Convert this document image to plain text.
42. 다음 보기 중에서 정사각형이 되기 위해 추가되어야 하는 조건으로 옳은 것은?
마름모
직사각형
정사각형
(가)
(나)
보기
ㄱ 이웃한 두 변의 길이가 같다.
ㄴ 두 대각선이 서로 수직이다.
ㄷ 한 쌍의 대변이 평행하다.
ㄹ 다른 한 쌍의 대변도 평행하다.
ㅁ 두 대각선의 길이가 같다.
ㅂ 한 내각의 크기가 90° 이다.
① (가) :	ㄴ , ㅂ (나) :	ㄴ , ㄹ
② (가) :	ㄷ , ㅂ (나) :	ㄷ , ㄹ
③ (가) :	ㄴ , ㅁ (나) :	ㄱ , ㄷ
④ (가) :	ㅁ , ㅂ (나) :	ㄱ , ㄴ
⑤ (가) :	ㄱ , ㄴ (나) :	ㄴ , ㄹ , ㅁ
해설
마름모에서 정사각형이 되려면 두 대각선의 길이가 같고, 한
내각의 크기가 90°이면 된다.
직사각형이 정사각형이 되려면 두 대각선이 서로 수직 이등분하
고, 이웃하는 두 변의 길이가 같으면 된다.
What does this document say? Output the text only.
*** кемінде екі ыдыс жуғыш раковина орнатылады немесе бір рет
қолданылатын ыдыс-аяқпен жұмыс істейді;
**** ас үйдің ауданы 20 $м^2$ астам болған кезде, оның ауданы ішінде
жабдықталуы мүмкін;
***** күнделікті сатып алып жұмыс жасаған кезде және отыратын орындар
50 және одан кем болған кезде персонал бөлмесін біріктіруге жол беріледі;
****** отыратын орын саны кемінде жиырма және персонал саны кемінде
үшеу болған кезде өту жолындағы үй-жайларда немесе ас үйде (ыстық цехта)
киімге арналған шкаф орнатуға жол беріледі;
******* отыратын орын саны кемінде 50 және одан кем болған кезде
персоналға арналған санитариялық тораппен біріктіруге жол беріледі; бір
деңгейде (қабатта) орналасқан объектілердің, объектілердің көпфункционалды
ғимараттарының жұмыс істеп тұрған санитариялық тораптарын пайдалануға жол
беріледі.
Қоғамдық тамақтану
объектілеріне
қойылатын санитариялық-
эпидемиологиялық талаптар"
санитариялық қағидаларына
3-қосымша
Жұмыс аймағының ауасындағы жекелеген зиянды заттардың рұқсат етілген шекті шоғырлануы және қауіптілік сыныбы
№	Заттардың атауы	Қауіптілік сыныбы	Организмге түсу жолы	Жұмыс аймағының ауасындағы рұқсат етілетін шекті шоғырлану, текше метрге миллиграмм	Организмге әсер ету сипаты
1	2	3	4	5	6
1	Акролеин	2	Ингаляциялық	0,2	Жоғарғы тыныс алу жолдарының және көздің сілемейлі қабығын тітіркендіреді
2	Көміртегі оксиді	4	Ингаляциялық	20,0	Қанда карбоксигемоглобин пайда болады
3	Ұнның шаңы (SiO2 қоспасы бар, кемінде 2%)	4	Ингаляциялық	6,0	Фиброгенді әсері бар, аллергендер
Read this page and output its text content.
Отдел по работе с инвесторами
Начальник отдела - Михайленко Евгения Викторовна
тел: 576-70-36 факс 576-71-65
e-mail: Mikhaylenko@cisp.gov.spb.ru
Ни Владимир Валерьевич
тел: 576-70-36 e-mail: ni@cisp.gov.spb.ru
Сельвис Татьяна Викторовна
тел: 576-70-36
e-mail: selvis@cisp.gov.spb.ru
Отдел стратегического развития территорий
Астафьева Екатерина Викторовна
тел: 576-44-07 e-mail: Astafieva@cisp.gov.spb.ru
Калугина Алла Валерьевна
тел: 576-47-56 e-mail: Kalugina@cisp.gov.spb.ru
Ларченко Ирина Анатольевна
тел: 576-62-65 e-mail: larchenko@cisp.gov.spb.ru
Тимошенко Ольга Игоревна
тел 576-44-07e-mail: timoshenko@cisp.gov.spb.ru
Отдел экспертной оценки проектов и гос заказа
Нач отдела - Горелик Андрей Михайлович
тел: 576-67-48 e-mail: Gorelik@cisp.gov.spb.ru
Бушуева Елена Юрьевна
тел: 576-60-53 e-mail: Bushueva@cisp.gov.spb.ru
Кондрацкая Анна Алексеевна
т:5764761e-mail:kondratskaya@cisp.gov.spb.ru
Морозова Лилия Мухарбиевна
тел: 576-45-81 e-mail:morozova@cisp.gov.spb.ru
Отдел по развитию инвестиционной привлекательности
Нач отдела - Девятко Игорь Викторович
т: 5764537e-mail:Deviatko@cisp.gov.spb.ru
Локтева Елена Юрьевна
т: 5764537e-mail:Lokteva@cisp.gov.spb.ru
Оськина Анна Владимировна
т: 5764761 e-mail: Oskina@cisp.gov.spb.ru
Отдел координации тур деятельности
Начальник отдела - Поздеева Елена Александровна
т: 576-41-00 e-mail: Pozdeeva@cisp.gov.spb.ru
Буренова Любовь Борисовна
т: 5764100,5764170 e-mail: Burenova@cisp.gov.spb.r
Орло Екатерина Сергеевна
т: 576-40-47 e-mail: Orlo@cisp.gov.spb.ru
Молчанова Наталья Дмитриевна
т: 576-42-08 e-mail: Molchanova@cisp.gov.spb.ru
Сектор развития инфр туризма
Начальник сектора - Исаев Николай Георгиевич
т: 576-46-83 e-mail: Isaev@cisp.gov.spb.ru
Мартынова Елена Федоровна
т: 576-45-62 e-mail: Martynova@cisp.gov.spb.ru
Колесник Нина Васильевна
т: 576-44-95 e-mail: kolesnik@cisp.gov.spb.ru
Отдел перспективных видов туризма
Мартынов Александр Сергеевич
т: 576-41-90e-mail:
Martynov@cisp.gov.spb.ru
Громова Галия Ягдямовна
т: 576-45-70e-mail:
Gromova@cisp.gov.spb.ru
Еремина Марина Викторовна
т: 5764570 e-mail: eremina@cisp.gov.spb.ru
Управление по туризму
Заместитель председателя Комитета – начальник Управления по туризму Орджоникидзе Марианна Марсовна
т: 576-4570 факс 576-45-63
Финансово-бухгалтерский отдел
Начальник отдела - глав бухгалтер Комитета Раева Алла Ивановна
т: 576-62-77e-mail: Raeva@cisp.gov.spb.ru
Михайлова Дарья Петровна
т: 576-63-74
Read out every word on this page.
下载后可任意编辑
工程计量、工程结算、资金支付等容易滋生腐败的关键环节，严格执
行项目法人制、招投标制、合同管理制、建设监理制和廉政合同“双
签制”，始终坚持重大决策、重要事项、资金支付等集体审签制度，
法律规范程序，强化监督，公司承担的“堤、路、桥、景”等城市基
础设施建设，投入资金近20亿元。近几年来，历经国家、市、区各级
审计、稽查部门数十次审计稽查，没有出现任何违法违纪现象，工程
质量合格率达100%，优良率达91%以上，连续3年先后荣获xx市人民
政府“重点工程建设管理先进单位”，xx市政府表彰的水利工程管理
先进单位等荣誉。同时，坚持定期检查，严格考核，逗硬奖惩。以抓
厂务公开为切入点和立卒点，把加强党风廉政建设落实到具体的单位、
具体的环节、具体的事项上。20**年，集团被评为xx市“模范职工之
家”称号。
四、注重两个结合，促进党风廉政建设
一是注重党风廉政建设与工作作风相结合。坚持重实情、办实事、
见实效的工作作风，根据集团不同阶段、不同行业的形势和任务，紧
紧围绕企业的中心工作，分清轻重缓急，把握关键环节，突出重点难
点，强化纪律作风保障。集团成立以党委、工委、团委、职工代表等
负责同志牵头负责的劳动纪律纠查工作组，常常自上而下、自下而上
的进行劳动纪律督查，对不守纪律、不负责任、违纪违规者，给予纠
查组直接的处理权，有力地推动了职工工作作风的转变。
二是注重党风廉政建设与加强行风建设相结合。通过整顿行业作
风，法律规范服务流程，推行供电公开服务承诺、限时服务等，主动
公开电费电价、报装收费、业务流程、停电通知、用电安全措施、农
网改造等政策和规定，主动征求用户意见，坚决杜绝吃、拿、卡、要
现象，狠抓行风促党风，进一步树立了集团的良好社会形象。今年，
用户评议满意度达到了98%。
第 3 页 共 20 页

• Requirements
Pick out the lines containing the string "ыдыс".

• Solved problem
*** кемінде екі ыдыс жуғыш раковина орнатылады немесе бір рет
қолданылатын ыдыс-аяқпен жұмыс істейді;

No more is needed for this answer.